──────── Exercise materials
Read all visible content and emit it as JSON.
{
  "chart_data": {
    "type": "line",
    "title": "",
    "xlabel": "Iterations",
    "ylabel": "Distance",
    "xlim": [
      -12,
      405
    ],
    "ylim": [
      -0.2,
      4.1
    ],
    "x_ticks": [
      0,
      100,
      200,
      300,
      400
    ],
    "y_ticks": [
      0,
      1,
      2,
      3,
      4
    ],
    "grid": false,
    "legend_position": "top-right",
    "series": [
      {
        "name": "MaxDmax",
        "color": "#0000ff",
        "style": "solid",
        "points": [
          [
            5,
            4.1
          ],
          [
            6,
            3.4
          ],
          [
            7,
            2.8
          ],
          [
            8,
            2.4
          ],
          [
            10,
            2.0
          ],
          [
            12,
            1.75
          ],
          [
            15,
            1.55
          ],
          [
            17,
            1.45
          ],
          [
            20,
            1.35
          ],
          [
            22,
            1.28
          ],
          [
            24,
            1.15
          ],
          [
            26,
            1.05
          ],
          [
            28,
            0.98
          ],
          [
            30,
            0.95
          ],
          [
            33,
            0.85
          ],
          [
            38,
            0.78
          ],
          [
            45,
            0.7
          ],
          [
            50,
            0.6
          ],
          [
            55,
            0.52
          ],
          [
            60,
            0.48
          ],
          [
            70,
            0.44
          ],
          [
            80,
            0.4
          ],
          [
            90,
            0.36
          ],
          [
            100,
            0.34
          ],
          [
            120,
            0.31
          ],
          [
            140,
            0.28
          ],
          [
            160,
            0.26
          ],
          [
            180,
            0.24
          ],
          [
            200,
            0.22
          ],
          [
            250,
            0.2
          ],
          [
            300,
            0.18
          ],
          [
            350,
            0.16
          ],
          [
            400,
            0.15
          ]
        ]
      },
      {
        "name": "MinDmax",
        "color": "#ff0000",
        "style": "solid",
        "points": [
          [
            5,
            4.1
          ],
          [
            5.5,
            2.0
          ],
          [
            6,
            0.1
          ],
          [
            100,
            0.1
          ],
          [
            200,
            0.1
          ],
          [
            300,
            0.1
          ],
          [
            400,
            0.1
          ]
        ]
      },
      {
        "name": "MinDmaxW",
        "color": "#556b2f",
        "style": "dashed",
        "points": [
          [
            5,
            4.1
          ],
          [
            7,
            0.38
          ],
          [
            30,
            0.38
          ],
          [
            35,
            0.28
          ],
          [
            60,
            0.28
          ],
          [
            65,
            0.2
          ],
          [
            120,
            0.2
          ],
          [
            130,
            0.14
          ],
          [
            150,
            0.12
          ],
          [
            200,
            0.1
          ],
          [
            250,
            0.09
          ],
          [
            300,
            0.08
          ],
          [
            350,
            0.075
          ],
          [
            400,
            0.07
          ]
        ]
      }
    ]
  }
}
────────────────
Job ▸ Reproduce the material above without altering a single character.

Task output ▸
Read all visible content and emit it as JSON.
{
  "chart_data": {
    "type": "line",
    "title": "",
    "xlabel": "Iterations",
    "ylabel": "Distance",
    "xlim": [
      -12,
      405
    ],
    "ylim": [
      -0.2,
      4.1
    ],
    "x_ticks": [
      0,
      100,
      200,
      300,
      400
    ],
    "y_ticks": [
      0,
      1,
      2,
      3,
      4
    ],
    "grid": false,
    "legend_position": "top-right",
    "series": [
      {
        "name": "MaxDmax",
        "color": "#0000ff",
        "style": "solid",
        "points": [
          [
            5,
            4.1
          ],
          [
            6,
            3.4
          ],
          [
            7,
            2.8
          ],
          [
            8,
            2.4
          ],
          [
            10,
            2.0
          ],
          [
            12,
            1.75
          ],
          [
            15,
            1.55
          ],
          [
            17,
            1.45
          ],
          [
            20,
            1.35
          ],
          [
            22,
            1.28
          ],
          [
            24,
            1.15
          ],
          [
            26,
            1.05
          ],
          [
            28,
            0.98
          ],
          [
            30,
            0.95
          ],
          [
            33,
            0.85
          ],
          [
            38,
            0.78
          ],
          [
            45,
            0.7
          ],
          [
            50,
            0.6
          ],
          [
            55,
            0.52
          ],
          [
            60,
            0.48
          ],
          [
            70,
            0.44
          ],
          [
            80,
            0.4
          ],
          [
            90,
            0.36
          ],
          [
            100,
            0.34
          ],
          [
            120,
            0.31
          ],
          [
            140,
            0.28
          ],
          [
            160,
            0.26
          ],
          [
            180,
            0.24
          ],
          [
            200,
            0.22
          ],
          [
            250,
            0.2
          ],
          [
            300,
            0.18
          ],
          [
            350,
            0.16
          ],
          [
            400,
            0.15
          ]
        ]
      },
      {
        "name": "MinDmax",
        "color": "#ff0000",
        "style": "solid",
        "points": [
          [
            5,
            4.1
          ],
          [
            5.5,
            2.0
          ],
          [
            6,
            0.1
          ],
          [
            100,
            0.1
          ],
          [
            200,
            0.1
          ],
          [
            300,
            0.1
          ],
          [
            400,
            0.1
          ]
        ]
      },
      {
        "name": "MinDmaxW",
        "color": "#556b2f",
        "style": "dashed",
        "points": [
          [
            5,
            4.1
          ],
          [
            7,
            0.38
          ],
          [
            30,
            0.38
          ],
          [
            35,
            0.28
          ],
          [
            60,
            0.28
          ],
          [
            65,
            0.2
          ],
          [
            120,
            0.2
          ],
          [
            130,
            0.14
          ],
          [
            150,
            0.12
          ],
          [
            200,
            0.1
          ],
          [
            250,
            0.09
          ],
          [
            300,
            0.08
          ],
          [
            350,
            0.075
          ],
          [
            400,
            0.07
          ]
        ]
      }
    ]
  }
}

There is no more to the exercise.